◆ **Work to be completed**
Write out the records beneath this line exactly as they appear, minus any images.

++++ Extracted material ++++

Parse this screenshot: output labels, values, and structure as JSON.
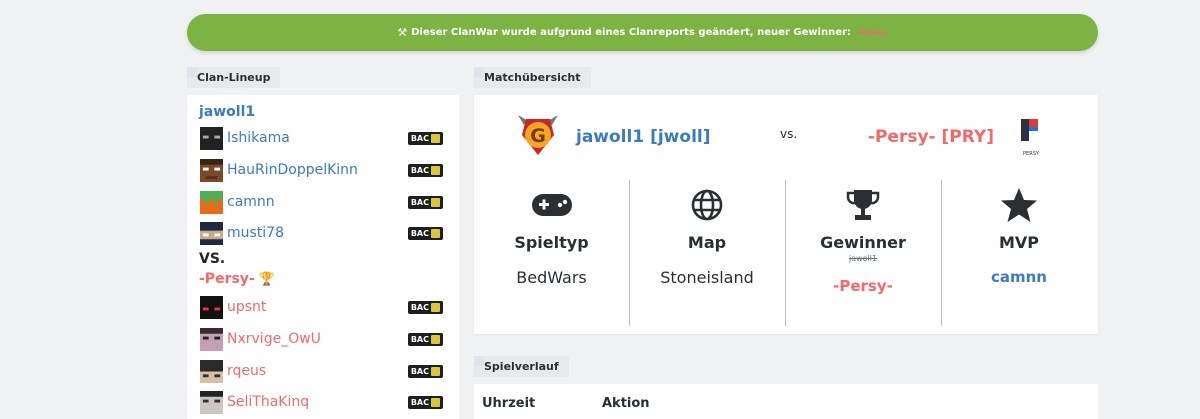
{
  "banner": {
    "text": "Dieser ClanWar wurde aufgrund eines Clanreports geändert, neuer Gewinner:",
    "winner": "-Persy-",
    "color": "#7cb342"
  },
  "lineup": {
    "title": "Clan-Lineup",
    "team_a": {
      "name": "jawoll1",
      "players": [
        "Ishikama",
        "HauRinDoppelKinn",
        "camnn",
        "musti78"
      ]
    },
    "vs": "VS.",
    "team_b": {
      "name": "-Persy-",
      "players": [
        "upsnt",
        "Nxrvige_OwU",
        "rqeus",
        "SeliThaKinq"
      ]
    },
    "badge": "BAC"
  },
  "match": {
    "title": "Matchübersicht",
    "team_a": "jawoll1 [jwoll]",
    "vs": "vs.",
    "team_b": "-Persy- [PRY]",
    "team_b_logo_text": "PERSY",
    "stats": {
      "spieltyp_label": "Spieltyp",
      "spieltyp_value": "BedWars",
      "map_label": "Map",
      "map_value": "Stoneisland",
      "gewinner_label": "Gewinner",
      "gewinner_old": "jawoll1",
      "gewinner_new": "-Persy-",
      "mvp_label": "MVP",
      "mvp_value": "camnn"
    }
  },
  "verlauf": {
    "title": "Spielverlauf",
    "col_time": "Uhrzeit",
    "col_action": "Aktion"
  },
  "colors": {
    "blue": "#3b7bbf",
    "red": "#f06a6a",
    "green": "#7cb342"
  }
}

++++

◆ **Answer to the problem**
Parse this screenshot: output labels, values, and structure as JSON.
{
  "banner": {
    "text": "Dieser ClanWar wurde aufgrund eines Clanreports geändert, neuer Gewinner:",
    "winner": "-Persy-",
    "color": "#7cb342"
  },
  "lineup": {
    "title": "Clan-Lineup",
    "team_a": {
      "name": "jawoll1",
      "players": [
        "Ishikama",
        "HauRinDoppelKinn",
        "camnn",
        "musti78"
      ]
    },
    "vs": "VS.",
    "team_b": {
      "name": "-Persy-",
      "players": [
        "upsnt",
        "Nxrvige_OwU",
        "rqeus",
        "SeliThaKinq"
      ]
    },
    "badge": "BAC"
  },
  "match": {
    "title": "Matchübersicht",
    "team_a": "jawoll1 [jwoll]",
    "vs": "vs.",
    "team_b": "-Persy- [PRY]",
    "team_b_logo_text": "PERSY",
    "stats": {
      "spieltyp_label": "Spieltyp",
      "spieltyp_value": "BedWars",
      "map_label": "Map",
      "map_value": "Stoneisland",
      "gewinner_label": "Gewinner",
      "gewinner_old": "jawoll1",
      "gewinner_new": "-Persy-",
      "mvp_label": "MVP",
      "mvp_value": "camnn"
    }
  },
  "verlauf": {
    "title": "Spielverlauf",
    "col_time": "Uhrzeit",
    "col_action": "Aktion"
  },
  "colors": {
    "blue": "#3b7bbf",
    "red": "#f06a6a",
    "green": "#7cb342"
  }
}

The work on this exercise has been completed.